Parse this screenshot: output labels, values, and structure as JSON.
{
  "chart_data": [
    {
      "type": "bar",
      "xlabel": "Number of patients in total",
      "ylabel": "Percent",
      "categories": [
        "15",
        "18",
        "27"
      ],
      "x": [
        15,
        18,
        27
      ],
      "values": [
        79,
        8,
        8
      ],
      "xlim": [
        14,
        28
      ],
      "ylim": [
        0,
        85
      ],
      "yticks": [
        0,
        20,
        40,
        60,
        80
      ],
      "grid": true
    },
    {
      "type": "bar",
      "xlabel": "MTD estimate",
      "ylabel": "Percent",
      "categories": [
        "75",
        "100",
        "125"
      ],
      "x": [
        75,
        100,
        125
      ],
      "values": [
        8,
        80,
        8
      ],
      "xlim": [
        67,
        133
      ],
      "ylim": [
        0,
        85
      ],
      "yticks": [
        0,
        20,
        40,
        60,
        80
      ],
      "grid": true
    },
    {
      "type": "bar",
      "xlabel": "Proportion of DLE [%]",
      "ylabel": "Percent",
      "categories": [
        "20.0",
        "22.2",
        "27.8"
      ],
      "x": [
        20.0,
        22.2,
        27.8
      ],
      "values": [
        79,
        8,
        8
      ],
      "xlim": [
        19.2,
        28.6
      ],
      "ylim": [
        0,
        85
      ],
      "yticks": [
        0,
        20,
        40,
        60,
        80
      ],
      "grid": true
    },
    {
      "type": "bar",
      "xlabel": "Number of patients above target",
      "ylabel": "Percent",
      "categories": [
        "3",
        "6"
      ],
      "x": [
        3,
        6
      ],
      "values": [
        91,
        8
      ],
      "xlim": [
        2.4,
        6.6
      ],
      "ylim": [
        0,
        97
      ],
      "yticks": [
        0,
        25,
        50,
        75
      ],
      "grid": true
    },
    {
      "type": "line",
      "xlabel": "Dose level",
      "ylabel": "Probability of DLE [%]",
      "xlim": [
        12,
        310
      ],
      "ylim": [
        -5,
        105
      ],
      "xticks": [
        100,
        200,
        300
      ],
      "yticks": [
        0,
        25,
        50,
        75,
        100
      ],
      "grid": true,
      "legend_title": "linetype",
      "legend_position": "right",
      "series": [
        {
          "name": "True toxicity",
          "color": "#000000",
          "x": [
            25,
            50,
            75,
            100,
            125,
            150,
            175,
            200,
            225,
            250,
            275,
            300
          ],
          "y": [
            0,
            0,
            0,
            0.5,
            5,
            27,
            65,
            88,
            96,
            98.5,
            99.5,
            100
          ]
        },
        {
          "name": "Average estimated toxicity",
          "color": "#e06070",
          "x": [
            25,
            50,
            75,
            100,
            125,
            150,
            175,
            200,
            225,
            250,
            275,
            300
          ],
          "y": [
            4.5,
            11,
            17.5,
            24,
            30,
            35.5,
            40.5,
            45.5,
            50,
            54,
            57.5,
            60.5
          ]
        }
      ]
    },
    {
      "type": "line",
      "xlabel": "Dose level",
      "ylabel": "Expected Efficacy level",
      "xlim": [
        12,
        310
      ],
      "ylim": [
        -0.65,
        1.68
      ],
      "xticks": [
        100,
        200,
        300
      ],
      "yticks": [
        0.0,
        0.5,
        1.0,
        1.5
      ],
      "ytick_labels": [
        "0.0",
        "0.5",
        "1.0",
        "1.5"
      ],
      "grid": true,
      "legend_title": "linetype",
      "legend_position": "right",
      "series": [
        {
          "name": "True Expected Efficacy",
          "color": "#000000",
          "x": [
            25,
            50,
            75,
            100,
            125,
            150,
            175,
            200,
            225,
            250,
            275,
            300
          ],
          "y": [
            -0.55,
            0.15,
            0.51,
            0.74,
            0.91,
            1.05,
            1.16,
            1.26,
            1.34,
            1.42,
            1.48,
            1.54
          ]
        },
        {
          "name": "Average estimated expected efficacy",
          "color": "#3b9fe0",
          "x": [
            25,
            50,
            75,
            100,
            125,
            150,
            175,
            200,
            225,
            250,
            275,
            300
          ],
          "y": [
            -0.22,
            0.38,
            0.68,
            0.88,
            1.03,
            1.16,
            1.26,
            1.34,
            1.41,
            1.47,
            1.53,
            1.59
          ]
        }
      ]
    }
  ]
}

◆ ◆ ◆ ◆

(Problem details): The records given above are to be repeated in full, exactly.

(Task solution):
Parse this screenshot: output labels, values, and structure as JSON.
{
  "chart_data": [
    {
      "type": "bar",
      "xlabel": "Number of patients in total",
      "ylabel": "Percent",
      "categories": [
        "15",
        "18",
        "27"
      ],
      "x": [
        15,
        18,
        27
      ],
      "values": [
        79,
        8,
        8
      ],
      "xlim": [
        14,
        28
      ],
      "ylim": [
        0,
        85
      ],
      "yticks": [
        0,
        20,
        40,
        60,
        80
      ],
      "grid": true
    },
    {
      "type": "bar",
      "xlabel": "MTD estimate",
      "ylabel": "Percent",
      "categories": [
        "75",
        "100",
        "125"
      ],
      "x": [
        75,
        100,
        125
      ],
      "values": [
        8,
        80,
        8
      ],
      "xlim": [
        67,
        133
      ],
      "ylim": [
        0,
        85
      ],
      "yticks": [
        0,
        20,
        40,
        60,
        80
      ],
      "grid": true
    },
    {
      "type": "bar",
      "xlabel": "Proportion of DLE [%]",
      "ylabel": "Percent",
      "categories": [
        "20.0",
        "22.2",
        "27.8"
      ],
      "x": [
        20.0,
        22.2,
        27.8
      ],
      "values": [
        79,
        8,
        8
      ],
      "xlim": [
        19.2,
        28.6
      ],
      "ylim": [
        0,
        85
      ],
      "yticks": [
        0,
        20,
        40,
        60,
        80
      ],
      "grid": true
    },
    {
      "type": "bar",
      "xlabel": "Number of patients above target",
      "ylabel": "Percent",
      "categories": [
        "3",
        "6"
      ],
      "x": [
        3,
        6
      ],
      "values": [
        91,
        8
      ],
      "xlim": [
        2.4,
        6.6
      ],
      "ylim": [
        0,
        97
      ],
      "yticks": [
        0,
        25,
        50,
        75
      ],
      "grid": true
    },
    {
      "type": "line",
      "xlabel": "Dose level",
      "ylabel": "Probability of DLE [%]",
      "xlim": [
        12,
        310
      ],
      "ylim": [
        -5,
        105
      ],
      "xticks": [
        100,
        200,
        300
      ],
      "yticks": [
        0,
        25,
        50,
        75,
        100
      ],
      "grid": true,
      "legend_title": "linetype",
      "legend_position": "right",
      "series": [
        {
          "name": "True toxicity",
          "color": "#000000",
          "x": [
            25,
            50,
            75,
            100,
            125,
            150,
            175,
            200,
            225,
            250,
            275,
            300
          ],
          "y": [
            0,
            0,
            0,
            0.5,
            5,
            27,
            65,
            88,
            96,
            98.5,
            99.5,
            100
          ]
        },
        {
          "name": "Average estimated toxicity",
          "color": "#e06070",
          "x": [
            25,
            50,
            75,
            100,
            125,
            150,
            175,
            200,
            225,
            250,
            275,
            300
          ],
          "y": [
            4.5,
            11,
            17.5,
            24,
            30,
            35.5,
            40.5,
            45.5,
            50,
            54,
            57.5,
            60.5
          ]
        }
      ]
    },
    {
      "type": "line",
      "xlabel": "Dose level",
      "ylabel": "Expected Efficacy level",
      "xlim": [
        12,
        310
      ],
      "ylim": [
        -0.65,
        1.68
      ],
      "xticks": [
        100,
        200,
        300
      ],
      "yticks": [
        0.0,
        0.5,
        1.0,
        1.5
      ],
      "ytick_labels": [
        "0.0",
        "0.5",
        "1.0",
        "1.5"
      ],
      "grid": true,
      "legend_title": "linetype",
      "legend_position": "right",
      "series": [
        {
          "name": "True Expected Efficacy",
          "color": "#000000",
          "x": [
            25,
            50,
            75,
            100,
            125,
            150,
            175,
            200,
            225,
            250,
            275,
            300
          ],
          "y": [
            -0.55,
            0.15,
            0.51,
            0.74,
            0.91,
            1.05,
            1.16,
            1.26,
            1.34,
            1.42,
            1.48,
            1.54
          ]
        },
        {
          "name": "Average estimated expected efficacy",
          "color": "#3b9fe0",
          "x": [
            25,
            50,
            75,
            100,
            125,
            150,
            175,
            200,
            225,
            250,
            275,
            300
          ],
          "y": [
            -0.22,
            0.38,
            0.68,
            0.88,
            1.03,
            1.16,
            1.26,
            1.34,
            1.41,
            1.47,
            1.53,
            1.59
          ]
        }
      ]
    }
  ]
}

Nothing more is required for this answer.